-- start --

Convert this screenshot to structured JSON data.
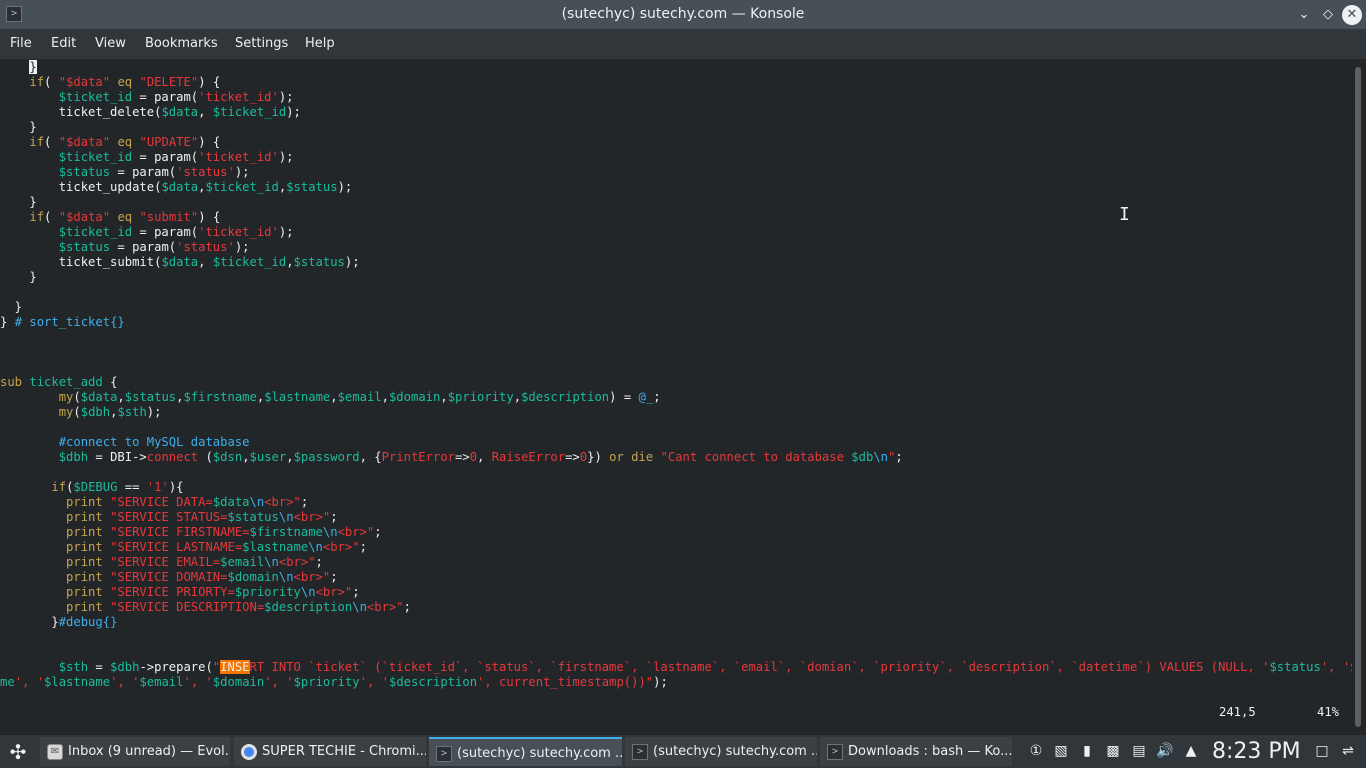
{
  "window": {
    "title": "(sutechyc) sutechy.com — Konsole"
  },
  "menu": [
    "File",
    "Edit",
    "View",
    "Bookmarks",
    "Settings",
    "Help"
  ],
  "status": {
    "position": "241,5",
    "percent": "41%"
  },
  "code_lines": [
    [
      [
        "    ",
        ""
      ],
      [
        "}",
        "cursor"
      ]
    ],
    [
      [
        "    ",
        ""
      ],
      [
        "if",
        "k"
      ],
      [
        "( ",
        ""
      ],
      [
        "\"$data\"",
        "s"
      ],
      [
        " ",
        ""
      ],
      [
        "eq",
        "k"
      ],
      [
        " ",
        ""
      ],
      [
        "\"DELETE\"",
        "s"
      ],
      [
        ") {",
        ""
      ]
    ],
    [
      [
        "        ",
        ""
      ],
      [
        "$ticket_id",
        "v"
      ],
      [
        " = param(",
        ""
      ],
      [
        "'ticket_id'",
        "s"
      ],
      [
        ");",
        ""
      ]
    ],
    [
      [
        "        ticket_delete(",
        ""
      ],
      [
        "$data",
        "v"
      ],
      [
        ", ",
        ""
      ],
      [
        "$ticket_id",
        "v"
      ],
      [
        ");",
        ""
      ]
    ],
    [
      [
        "    }",
        ""
      ]
    ],
    [
      [
        "    ",
        ""
      ],
      [
        "if",
        "k"
      ],
      [
        "( ",
        ""
      ],
      [
        "\"$data\"",
        "s"
      ],
      [
        " ",
        ""
      ],
      [
        "eq",
        "k"
      ],
      [
        " ",
        ""
      ],
      [
        "\"UPDATE\"",
        "s"
      ],
      [
        ") {",
        ""
      ]
    ],
    [
      [
        "        ",
        ""
      ],
      [
        "$ticket_id",
        "v"
      ],
      [
        " = param(",
        ""
      ],
      [
        "'ticket_id'",
        "s"
      ],
      [
        ");",
        ""
      ]
    ],
    [
      [
        "        ",
        ""
      ],
      [
        "$status",
        "v"
      ],
      [
        " = param(",
        ""
      ],
      [
        "'status'",
        "s"
      ],
      [
        ");",
        ""
      ]
    ],
    [
      [
        "        ticket_update(",
        ""
      ],
      [
        "$data",
        "v"
      ],
      [
        ",",
        ""
      ],
      [
        "$ticket_id",
        "v"
      ],
      [
        ",",
        ""
      ],
      [
        "$status",
        "v"
      ],
      [
        ");",
        ""
      ]
    ],
    [
      [
        "    }",
        ""
      ]
    ],
    [
      [
        "    ",
        ""
      ],
      [
        "if",
        "k"
      ],
      [
        "( ",
        ""
      ],
      [
        "\"$data\"",
        "s"
      ],
      [
        " ",
        ""
      ],
      [
        "eq",
        "k"
      ],
      [
        " ",
        ""
      ],
      [
        "\"submit\"",
        "s"
      ],
      [
        ") {",
        ""
      ]
    ],
    [
      [
        "        ",
        ""
      ],
      [
        "$ticket_id",
        "v"
      ],
      [
        " = param(",
        ""
      ],
      [
        "'ticket_id'",
        "s"
      ],
      [
        ");",
        ""
      ]
    ],
    [
      [
        "        ",
        ""
      ],
      [
        "$status",
        "v"
      ],
      [
        " = param(",
        ""
      ],
      [
        "'status'",
        "s"
      ],
      [
        ");",
        ""
      ]
    ],
    [
      [
        "        ticket_submit(",
        ""
      ],
      [
        "$data",
        "v"
      ],
      [
        ", ",
        ""
      ],
      [
        "$ticket_id",
        "v"
      ],
      [
        ",",
        ""
      ],
      [
        "$status",
        "v"
      ],
      [
        ");",
        ""
      ]
    ],
    [
      [
        "    }",
        ""
      ]
    ],
    [
      [
        "",
        ""
      ]
    ],
    [
      [
        "  }",
        ""
      ]
    ],
    [
      [
        "} ",
        ""
      ],
      [
        "# sort_ticket{}",
        "c"
      ]
    ],
    [
      [
        "",
        ""
      ]
    ],
    [
      [
        "",
        ""
      ]
    ],
    [
      [
        "",
        ""
      ]
    ],
    [
      [
        "sub",
        "k"
      ],
      [
        " ",
        ""
      ],
      [
        "ticket_add",
        "v"
      ],
      [
        " {",
        ""
      ]
    ],
    [
      [
        "        ",
        ""
      ],
      [
        "my",
        "k"
      ],
      [
        "(",
        ""
      ],
      [
        "$data",
        "v"
      ],
      [
        ",",
        ""
      ],
      [
        "$status",
        "v"
      ],
      [
        ",",
        ""
      ],
      [
        "$firstname",
        "v"
      ],
      [
        ",",
        ""
      ],
      [
        "$lastname",
        "v"
      ],
      [
        ",",
        ""
      ],
      [
        "$email",
        "v"
      ],
      [
        ",",
        ""
      ],
      [
        "$domain",
        "v"
      ],
      [
        ",",
        ""
      ],
      [
        "$priority",
        "v"
      ],
      [
        ",",
        ""
      ],
      [
        "$description",
        "v"
      ],
      [
        ") = ",
        ""
      ],
      [
        "@_",
        "c"
      ],
      [
        ";",
        ""
      ]
    ],
    [
      [
        "        ",
        ""
      ],
      [
        "my",
        "k"
      ],
      [
        "(",
        ""
      ],
      [
        "$dbh",
        "v"
      ],
      [
        ",",
        ""
      ],
      [
        "$sth",
        "v"
      ],
      [
        ");",
        ""
      ]
    ],
    [
      [
        "",
        ""
      ]
    ],
    [
      [
        "        ",
        ""
      ],
      [
        "#connect to MySQL database",
        "c"
      ]
    ],
    [
      [
        "        ",
        ""
      ],
      [
        "$dbh",
        "v"
      ],
      [
        " = DBI->",
        ""
      ],
      [
        "connect",
        "s"
      ],
      [
        " (",
        ""
      ],
      [
        "$dsn",
        "v"
      ],
      [
        ",",
        ""
      ],
      [
        "$user",
        "v"
      ],
      [
        ",",
        ""
      ],
      [
        "$password",
        "v"
      ],
      [
        ", {",
        ""
      ],
      [
        "PrintError",
        "s"
      ],
      [
        "=>",
        ""
      ],
      [
        "0",
        "s"
      ],
      [
        ", ",
        ""
      ],
      [
        "RaiseError",
        "s"
      ],
      [
        "=>",
        ""
      ],
      [
        "0",
        "s"
      ],
      [
        "}) ",
        ""
      ],
      [
        "or die",
        "k"
      ],
      [
        " ",
        ""
      ],
      [
        "\"Cant connect to database ",
        "s"
      ],
      [
        "$db",
        "v"
      ],
      [
        "\\n",
        "c"
      ],
      [
        "\"",
        "s"
      ],
      [
        ";",
        ""
      ]
    ],
    [
      [
        "",
        ""
      ]
    ],
    [
      [
        "       ",
        ""
      ],
      [
        "if",
        "k"
      ],
      [
        "(",
        ""
      ],
      [
        "$DEBUG",
        "v"
      ],
      [
        " == ",
        ""
      ],
      [
        "'1'",
        "s"
      ],
      [
        "){",
        ""
      ]
    ],
    [
      [
        "         ",
        ""
      ],
      [
        "print",
        "k"
      ],
      [
        " ",
        ""
      ],
      [
        "\"SERVICE DATA=",
        "s"
      ],
      [
        "$data",
        "v"
      ],
      [
        "\\n",
        "c"
      ],
      [
        "<br>\"",
        "s"
      ],
      [
        ";",
        ""
      ]
    ],
    [
      [
        "         ",
        ""
      ],
      [
        "print",
        "k"
      ],
      [
        " ",
        ""
      ],
      [
        "\"SERVICE STATUS=",
        "s"
      ],
      [
        "$status",
        "v"
      ],
      [
        "\\n",
        "c"
      ],
      [
        "<br>\"",
        "s"
      ],
      [
        ";",
        ""
      ]
    ],
    [
      [
        "         ",
        ""
      ],
      [
        "print",
        "k"
      ],
      [
        " ",
        ""
      ],
      [
        "\"SERVICE FIRSTNAME=",
        "s"
      ],
      [
        "$firstname",
        "v"
      ],
      [
        "\\n",
        "c"
      ],
      [
        "<br>\"",
        "s"
      ],
      [
        ";",
        ""
      ]
    ],
    [
      [
        "         ",
        ""
      ],
      [
        "print",
        "k"
      ],
      [
        " ",
        ""
      ],
      [
        "\"SERVICE LASTNAME=",
        "s"
      ],
      [
        "$lastname",
        "v"
      ],
      [
        "\\n",
        "c"
      ],
      [
        "<br>\"",
        "s"
      ],
      [
        ";",
        ""
      ]
    ],
    [
      [
        "         ",
        ""
      ],
      [
        "print",
        "k"
      ],
      [
        " ",
        ""
      ],
      [
        "\"SERVICE EMAIL=",
        "s"
      ],
      [
        "$email",
        "v"
      ],
      [
        "\\n",
        "c"
      ],
      [
        "<br>\"",
        "s"
      ],
      [
        ";",
        ""
      ]
    ],
    [
      [
        "         ",
        ""
      ],
      [
        "print",
        "k"
      ],
      [
        " ",
        ""
      ],
      [
        "\"SERVICE DOMAIN=",
        "s"
      ],
      [
        "$domain",
        "v"
      ],
      [
        "\\n",
        "c"
      ],
      [
        "<br>\"",
        "s"
      ],
      [
        ";",
        ""
      ]
    ],
    [
      [
        "         ",
        ""
      ],
      [
        "print",
        "k"
      ],
      [
        " ",
        ""
      ],
      [
        "\"SERVICE PRIORTY=",
        "s"
      ],
      [
        "$priority",
        "v"
      ],
      [
        "\\n",
        "c"
      ],
      [
        "<br>\"",
        "s"
      ],
      [
        ";",
        ""
      ]
    ],
    [
      [
        "         ",
        ""
      ],
      [
        "print",
        "k"
      ],
      [
        " ",
        ""
      ],
      [
        "\"SERVICE DESCRIPTION=",
        "s"
      ],
      [
        "$description",
        "v"
      ],
      [
        "\\n",
        "c"
      ],
      [
        "<br>\"",
        "s"
      ],
      [
        ";",
        ""
      ]
    ],
    [
      [
        "       }",
        ""
      ],
      [
        "#debug{}",
        "c"
      ]
    ],
    [
      [
        "",
        ""
      ]
    ],
    [
      [
        "",
        ""
      ]
    ],
    [
      [
        "        ",
        ""
      ],
      [
        "$sth",
        "v"
      ],
      [
        " = ",
        ""
      ],
      [
        "$dbh",
        "v"
      ],
      [
        "->prepare(",
        ""
      ],
      [
        "\"",
        "s"
      ],
      [
        "INSE",
        "hl"
      ],
      [
        "RT INTO `ticket` (`ticket_id`, `status`, `firstname`, `lastname`, `email`, `domian`, `priority`, `description`, `datetime`) VALUES (NULL, '",
        "s"
      ],
      [
        "$status",
        "v"
      ],
      [
        "', '",
        "s"
      ],
      [
        "$firstna",
        "v"
      ]
    ],
    [
      [
        "me",
        "v"
      ],
      [
        "', '",
        "s"
      ],
      [
        "$lastname",
        "v"
      ],
      [
        "', '",
        "s"
      ],
      [
        "$email",
        "v"
      ],
      [
        "', '",
        "s"
      ],
      [
        "$domain",
        "v"
      ],
      [
        "', '",
        "s"
      ],
      [
        "$priority",
        "v"
      ],
      [
        "', '",
        "s"
      ],
      [
        "$description",
        "v"
      ],
      [
        "', current_timestamp())\"",
        "s"
      ],
      [
        ");",
        ""
      ]
    ]
  ],
  "taskbar": {
    "tasks": [
      {
        "label": "Inbox (9 unread) — Evol...",
        "icon": "mail-icon"
      },
      {
        "label": "SUPER TECHIE - Chromi...",
        "icon": "chrome-icon"
      },
      {
        "label": "(sutechyc) sutechy.com ...",
        "icon": "terminal-icon"
      },
      {
        "label": "(sutechyc) sutechy.com ...",
        "icon": "terminal-icon"
      },
      {
        "label": "Downloads : bash — Ko...",
        "icon": "terminal-icon"
      }
    ],
    "clock": "8:23 PM"
  }
}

-- end --

→ **What the exercise asks**
Check every line of the data above for the string "SERVICE", and copy those that have it.

→ **Solution for this exercise**
        "\"SERVICE DATA=",
        "\"SERVICE STATUS=",
        "\"SERVICE FIRSTNAME=",
        "\"SERVICE LASTNAME=",
        "\"SERVICE EMAIL=",
        "\"SERVICE DOMAIN=",
        "\"SERVICE PRIORTY=",
        "\"SERVICE DESCRIPTION=",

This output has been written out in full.